## WORK TO COMPLETE
Copy out every record below exactly as written, but leave out any pictures.
* begin EXTRACTED INFORMATION *
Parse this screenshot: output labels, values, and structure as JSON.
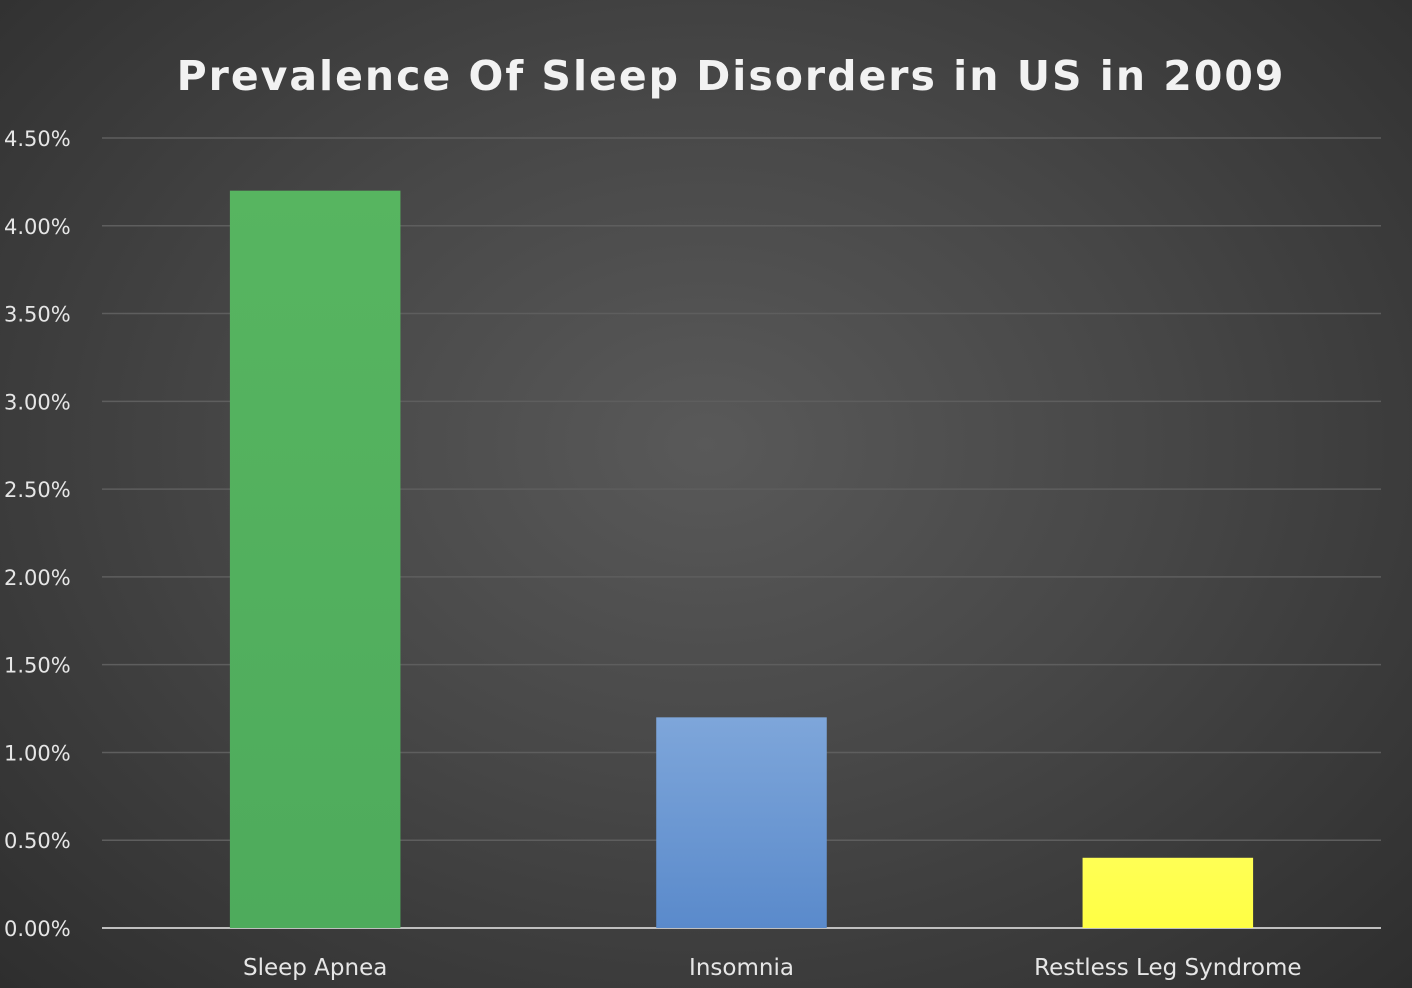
{
  "chart_data": {
    "type": "bar",
    "title": "Prevalence Of Sleep Disorders in US in 2009",
    "xlabel": "",
    "ylabel": "",
    "categories": [
      "Sleep Apnea",
      "Insomnia",
      "Restless Leg Syndrome"
    ],
    "values": [
      4.2,
      1.2,
      0.4
    ],
    "unit": "%",
    "ylim": [
      0,
      4.5
    ],
    "yticks": [
      "0.00%",
      "0.50%",
      "1.00%",
      "1.50%",
      "2.00%",
      "2.50%",
      "3.00%",
      "3.50%",
      "4.00%",
      "4.50%"
    ],
    "grid": true,
    "legend": "none",
    "colors": [
      [
        "#57b560",
        "#4eab5c"
      ],
      [
        "#7ea6da",
        "#5a8acb"
      ],
      [
        "#ffff55",
        "#ffff44"
      ]
    ]
  }
}
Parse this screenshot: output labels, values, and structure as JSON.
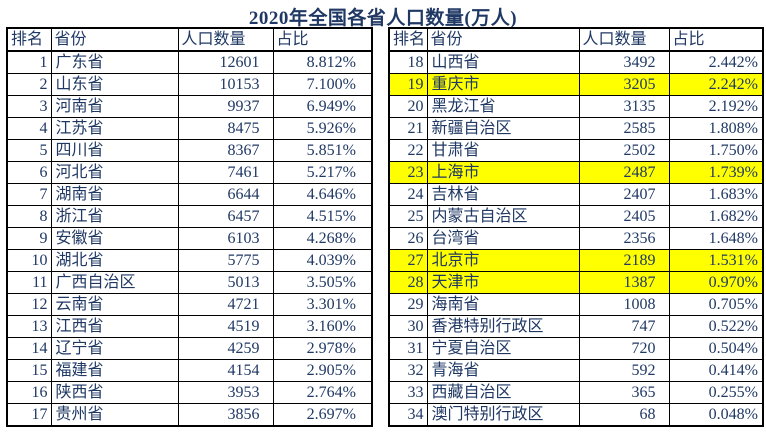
* end EXTRACTED INFORMATION *
## THE RESPONSE
Parse this screenshot: output labels, values, and structure as JSON.
{
  "chart_data": {
    "type": "bar",
    "title": "Prevalence Of Sleep Disorders in US in 2009",
    "xlabel": "",
    "ylabel": "",
    "categories": [
      "Sleep Apnea",
      "Insomnia",
      "Restless Leg Syndrome"
    ],
    "values": [
      4.2,
      1.2,
      0.4
    ],
    "unit": "%",
    "ylim": [
      0,
      4.5
    ],
    "yticks": [
      "0.00%",
      "0.50%",
      "1.00%",
      "1.50%",
      "2.00%",
      "2.50%",
      "3.00%",
      "3.50%",
      "4.00%",
      "4.50%"
    ],
    "grid": true,
    "legend": "none",
    "colors": [
      [
        "#57b560",
        "#4eab5c"
      ],
      [
        "#7ea6da",
        "#5a8acb"
      ],
      [
        "#ffff55",
        "#ffff44"
      ]
    ]
  }
}
Parse this screenshot: output labels, values, and structure as JSON.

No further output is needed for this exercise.